# JOB
Reproduce the entries below in full, word for word.

==== RECORDED DATA

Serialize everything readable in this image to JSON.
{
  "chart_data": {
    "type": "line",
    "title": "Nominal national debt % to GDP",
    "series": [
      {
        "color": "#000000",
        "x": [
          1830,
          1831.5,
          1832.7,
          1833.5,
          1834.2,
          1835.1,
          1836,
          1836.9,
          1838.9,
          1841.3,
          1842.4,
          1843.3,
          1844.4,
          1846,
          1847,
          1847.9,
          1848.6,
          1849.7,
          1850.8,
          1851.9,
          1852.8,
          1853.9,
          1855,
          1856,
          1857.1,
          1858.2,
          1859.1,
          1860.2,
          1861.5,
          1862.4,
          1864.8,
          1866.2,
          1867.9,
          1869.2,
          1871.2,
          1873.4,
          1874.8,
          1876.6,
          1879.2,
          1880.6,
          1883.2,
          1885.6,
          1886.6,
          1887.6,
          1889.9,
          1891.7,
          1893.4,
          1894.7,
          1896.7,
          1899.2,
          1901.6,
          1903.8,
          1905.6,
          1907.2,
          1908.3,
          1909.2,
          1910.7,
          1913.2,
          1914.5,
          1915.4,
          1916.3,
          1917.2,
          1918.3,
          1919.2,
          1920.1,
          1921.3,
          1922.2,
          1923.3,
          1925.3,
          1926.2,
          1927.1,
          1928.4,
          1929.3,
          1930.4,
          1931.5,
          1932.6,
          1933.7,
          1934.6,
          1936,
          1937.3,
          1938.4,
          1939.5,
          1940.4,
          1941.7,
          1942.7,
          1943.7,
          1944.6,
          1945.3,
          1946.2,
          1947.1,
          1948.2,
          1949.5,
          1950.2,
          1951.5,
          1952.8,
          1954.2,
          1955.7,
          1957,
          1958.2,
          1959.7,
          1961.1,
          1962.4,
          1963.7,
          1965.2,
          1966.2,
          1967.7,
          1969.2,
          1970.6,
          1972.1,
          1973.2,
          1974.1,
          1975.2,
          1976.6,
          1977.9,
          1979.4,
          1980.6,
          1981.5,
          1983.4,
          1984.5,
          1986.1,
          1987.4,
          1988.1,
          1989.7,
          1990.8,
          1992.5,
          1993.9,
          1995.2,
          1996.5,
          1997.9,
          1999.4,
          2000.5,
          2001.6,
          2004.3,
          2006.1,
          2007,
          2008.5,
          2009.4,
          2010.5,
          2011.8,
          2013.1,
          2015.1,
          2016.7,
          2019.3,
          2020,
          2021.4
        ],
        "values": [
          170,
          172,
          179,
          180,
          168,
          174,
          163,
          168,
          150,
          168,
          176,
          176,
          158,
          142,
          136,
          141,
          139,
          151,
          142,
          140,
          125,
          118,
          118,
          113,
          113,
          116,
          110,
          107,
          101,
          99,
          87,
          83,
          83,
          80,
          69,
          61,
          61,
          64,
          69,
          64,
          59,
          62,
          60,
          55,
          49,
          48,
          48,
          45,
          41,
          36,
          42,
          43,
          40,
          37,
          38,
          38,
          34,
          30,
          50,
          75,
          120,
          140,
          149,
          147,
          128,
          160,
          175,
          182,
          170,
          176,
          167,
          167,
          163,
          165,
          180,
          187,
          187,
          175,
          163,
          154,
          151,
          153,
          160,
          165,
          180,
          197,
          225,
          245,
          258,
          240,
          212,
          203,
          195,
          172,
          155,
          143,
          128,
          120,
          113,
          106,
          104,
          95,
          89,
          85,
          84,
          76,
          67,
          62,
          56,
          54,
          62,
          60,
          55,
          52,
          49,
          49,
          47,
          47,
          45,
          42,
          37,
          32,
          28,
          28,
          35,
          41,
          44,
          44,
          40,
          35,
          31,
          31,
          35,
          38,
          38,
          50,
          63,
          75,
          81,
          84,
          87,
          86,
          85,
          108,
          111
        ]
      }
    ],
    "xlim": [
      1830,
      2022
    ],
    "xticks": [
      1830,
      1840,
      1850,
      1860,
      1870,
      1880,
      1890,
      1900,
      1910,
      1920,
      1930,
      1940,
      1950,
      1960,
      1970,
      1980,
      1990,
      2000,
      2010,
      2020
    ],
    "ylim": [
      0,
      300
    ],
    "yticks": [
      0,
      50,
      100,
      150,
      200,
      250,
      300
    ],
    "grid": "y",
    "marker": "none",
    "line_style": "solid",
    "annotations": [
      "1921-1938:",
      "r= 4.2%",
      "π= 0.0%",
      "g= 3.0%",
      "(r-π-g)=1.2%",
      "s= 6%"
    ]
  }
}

========

# CORRECT ANSWER
Serialize everything readable in this image to JSON.
{
  "chart_data": {
    "type": "line",
    "title": "Nominal national debt % to GDP",
    "series": [
      {
        "color": "#000000",
        "x": [
          1830,
          1831.5,
          1832.7,
          1833.5,
          1834.2,
          1835.1,
          1836,
          1836.9,
          1838.9,
          1841.3,
          1842.4,
          1843.3,
          1844.4,
          1846,
          1847,
          1847.9,
          1848.6,
          1849.7,
          1850.8,
          1851.9,
          1852.8,
          1853.9,
          1855,
          1856,
          1857.1,
          1858.2,
          1859.1,
          1860.2,
          1861.5,
          1862.4,
          1864.8,
          1866.2,
          1867.9,
          1869.2,
          1871.2,
          1873.4,
          1874.8,
          1876.6,
          1879.2,
          1880.6,
          1883.2,
          1885.6,
          1886.6,
          1887.6,
          1889.9,
          1891.7,
          1893.4,
          1894.7,
          1896.7,
          1899.2,
          1901.6,
          1903.8,
          1905.6,
          1907.2,
          1908.3,
          1909.2,
          1910.7,
          1913.2,
          1914.5,
          1915.4,
          1916.3,
          1917.2,
          1918.3,
          1919.2,
          1920.1,
          1921.3,
          1922.2,
          1923.3,
          1925.3,
          1926.2,
          1927.1,
          1928.4,
          1929.3,
          1930.4,
          1931.5,
          1932.6,
          1933.7,
          1934.6,
          1936,
          1937.3,
          1938.4,
          1939.5,
          1940.4,
          1941.7,
          1942.7,
          1943.7,
          1944.6,
          1945.3,
          1946.2,
          1947.1,
          1948.2,
          1949.5,
          1950.2,
          1951.5,
          1952.8,
          1954.2,
          1955.7,
          1957,
          1958.2,
          1959.7,
          1961.1,
          1962.4,
          1963.7,
          1965.2,
          1966.2,
          1967.7,
          1969.2,
          1970.6,
          1972.1,
          1973.2,
          1974.1,
          1975.2,
          1976.6,
          1977.9,
          1979.4,
          1980.6,
          1981.5,
          1983.4,
          1984.5,
          1986.1,
          1987.4,
          1988.1,
          1989.7,
          1990.8,
          1992.5,
          1993.9,
          1995.2,
          1996.5,
          1997.9,
          1999.4,
          2000.5,
          2001.6,
          2004.3,
          2006.1,
          2007,
          2008.5,
          2009.4,
          2010.5,
          2011.8,
          2013.1,
          2015.1,
          2016.7,
          2019.3,
          2020,
          2021.4
        ],
        "values": [
          170,
          172,
          179,
          180,
          168,
          174,
          163,
          168,
          150,
          168,
          176,
          176,
          158,
          142,
          136,
          141,
          139,
          151,
          142,
          140,
          125,
          118,
          118,
          113,
          113,
          116,
          110,
          107,
          101,
          99,
          87,
          83,
          83,
          80,
          69,
          61,
          61,
          64,
          69,
          64,
          59,
          62,
          60,
          55,
          49,
          48,
          48,
          45,
          41,
          36,
          42,
          43,
          40,
          37,
          38,
          38,
          34,
          30,
          50,
          75,
          120,
          140,
          149,
          147,
          128,
          160,
          175,
          182,
          170,
          176,
          167,
          167,
          163,
          165,
          180,
          187,
          187,
          175,
          163,
          154,
          151,
          153,
          160,
          165,
          180,
          197,
          225,
          245,
          258,
          240,
          212,
          203,
          195,
          172,
          155,
          143,
          128,
          120,
          113,
          106,
          104,
          95,
          89,
          85,
          84,
          76,
          67,
          62,
          56,
          54,
          62,
          60,
          55,
          52,
          49,
          49,
          47,
          47,
          45,
          42,
          37,
          32,
          28,
          28,
          35,
          41,
          44,
          44,
          40,
          35,
          31,
          31,
          35,
          38,
          38,
          50,
          63,
          75,
          81,
          84,
          87,
          86,
          85,
          108,
          111
        ]
      }
    ],
    "xlim": [
      1830,
      2022
    ],
    "xticks": [
      1830,
      1840,
      1850,
      1860,
      1870,
      1880,
      1890,
      1900,
      1910,
      1920,
      1930,
      1940,
      1950,
      1960,
      1970,
      1980,
      1990,
      2000,
      2010,
      2020
    ],
    "ylim": [
      0,
      300
    ],
    "yticks": [
      0,
      50,
      100,
      150,
      200,
      250,
      300
    ],
    "grid": "y",
    "marker": "none",
    "line_style": "solid",
    "annotations": [
      "1921-1938:",
      "r= 4.2%",
      "π= 0.0%",
      "g= 3.0%",
      "(r-π-g)=1.2%",
      "s= 6%"
    ]
  }
}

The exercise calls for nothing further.